> [Exercise]: Repeat every entry word for word, skipping the pictures.

> [Data items]:
------------------------------------------------------------------------

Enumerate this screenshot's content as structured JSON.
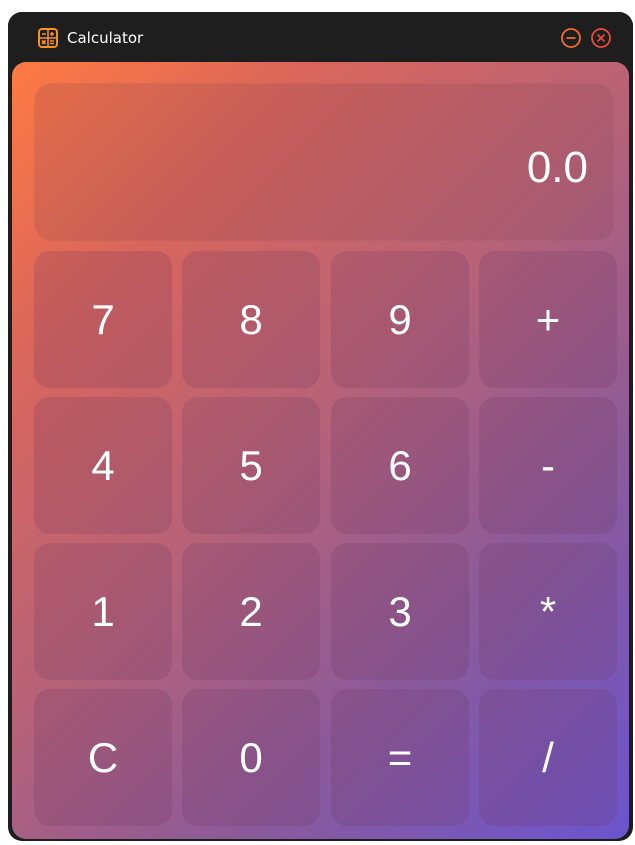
{
  "window": {
    "title": "Calculator"
  },
  "display": {
    "value": "0.0"
  },
  "keys": {
    "seven": "7",
    "eight": "8",
    "nine": "9",
    "plus": "+",
    "four": "4",
    "five": "5",
    "six": "6",
    "minus": "-",
    "one": "1",
    "two": "2",
    "three": "3",
    "multiply": "*",
    "clear": "C",
    "zero": "0",
    "equals": "=",
    "divide": "/"
  },
  "icons": {
    "app": "calculator-icon",
    "minimize": "minimize-icon",
    "close": "close-icon"
  },
  "colors": {
    "titlebar": "#1e1e1e",
    "gradient_start": "#ff7a43",
    "gradient_end": "#6a55cf",
    "window_controls": "#f26b2d",
    "text": "#ffffff"
  }
}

------------------------------------------------------------------------

> [Answer for the task]:
Enumerate this screenshot's content as structured JSON.
{
  "window": {
    "title": "Calculator"
  },
  "display": {
    "value": "0.0"
  },
  "keys": {
    "seven": "7",
    "eight": "8",
    "nine": "9",
    "plus": "+",
    "four": "4",
    "five": "5",
    "six": "6",
    "minus": "-",
    "one": "1",
    "two": "2",
    "three": "3",
    "multiply": "*",
    "clear": "C",
    "zero": "0",
    "equals": "=",
    "divide": "/"
  },
  "icons": {
    "app": "calculator-icon",
    "minimize": "minimize-icon",
    "close": "close-icon"
  },
  "colors": {
    "titlebar": "#1e1e1e",
    "gradient_start": "#ff7a43",
    "gradient_end": "#6a55cf",
    "window_controls": "#f26b2d",
    "text": "#ffffff"
  }
}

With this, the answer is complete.